··· Records shown

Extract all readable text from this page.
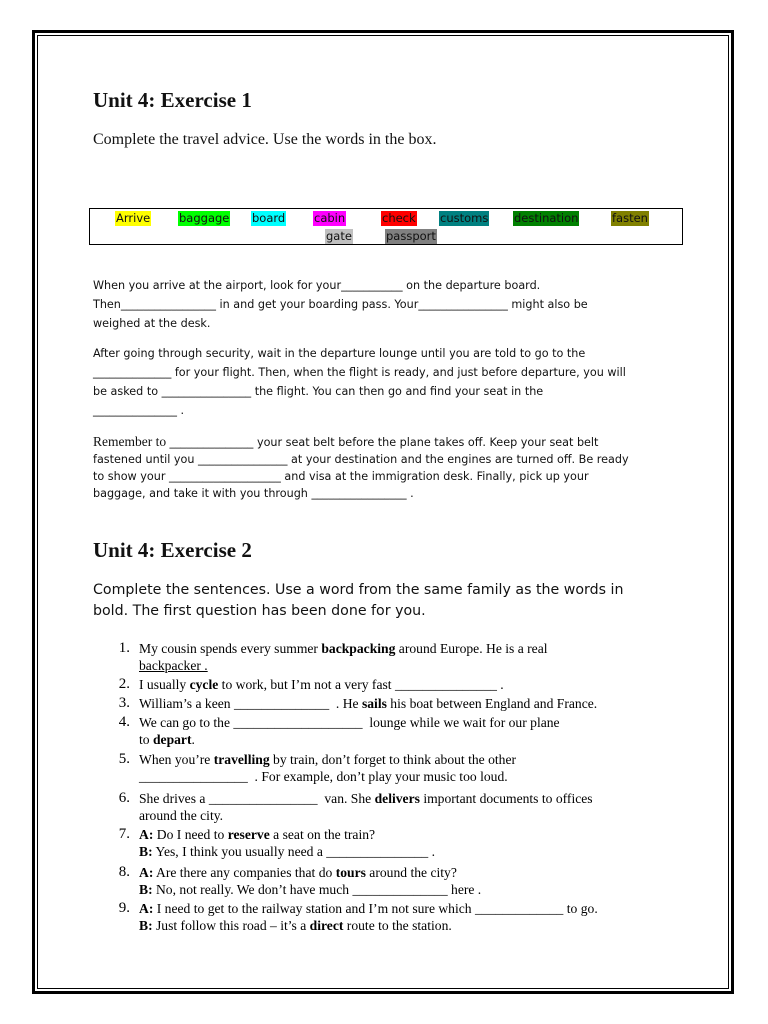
Unit 4: Exercise 1

Complete the travel advice. Use the words in the box.

Arrive	baggage board	cabin	check customs destination	fasten
gate	passport
When you arrive at the airport, look for your___________ on the departure board.
Then_________________ in and get your boarding pass. Your________________ might also be
weighed at the desk.
After going through security, wait in the departure lounge until you are told to go to the
______________ for your flight. Then, when the flight is ready, and just before departure, you will
be asked to ________________ the flight. You can then go and find your seat in the
_______________ .
Remember to _______________ your seat belt before the plane takes off. Keep your seat belt
fastened until you ________________ at your destination and the engines are turned off. Be ready
to show your ____________________ and visa at the immigration desk. Finally, pick up your
baggage, and take it with you through _________________ .
Unit 4: Exercise 2
Complete the sentences. Use a word from the same family as the words in
bold. The first question has been done for you.
1. My cousin spends every summer backpacking around Europe. He is a real
backpacker .
2. I usually cycle to work, but I’m not a very fast _______________ .
3. William’s a keen ______________  . He sails his boat between England and France.
4. We can go to the ___________________  lounge while we wait for our plane
to depart.
5. When you’re travelling by train, don’t forget to think about the other
________________  . For example, don’t play your music too loud.
6. She drives a ________________  van. She delivers important documents to offices
around the city.
7. A: Do I need to reserve a seat on the train?
B: Yes, I think you usually need a _______________ .
8. A: Are there any companies that do tours around the city?
B: No, not really. We don’t have much ______________ here .
9. A: I need to get to the railway station and I’m not sure which _____________ to go.
B: Just follow this road – it’s a direct route to the station.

······

* Task brief:
Give the count of lines that hold the word "lounge", with nothing added.

* Response:
2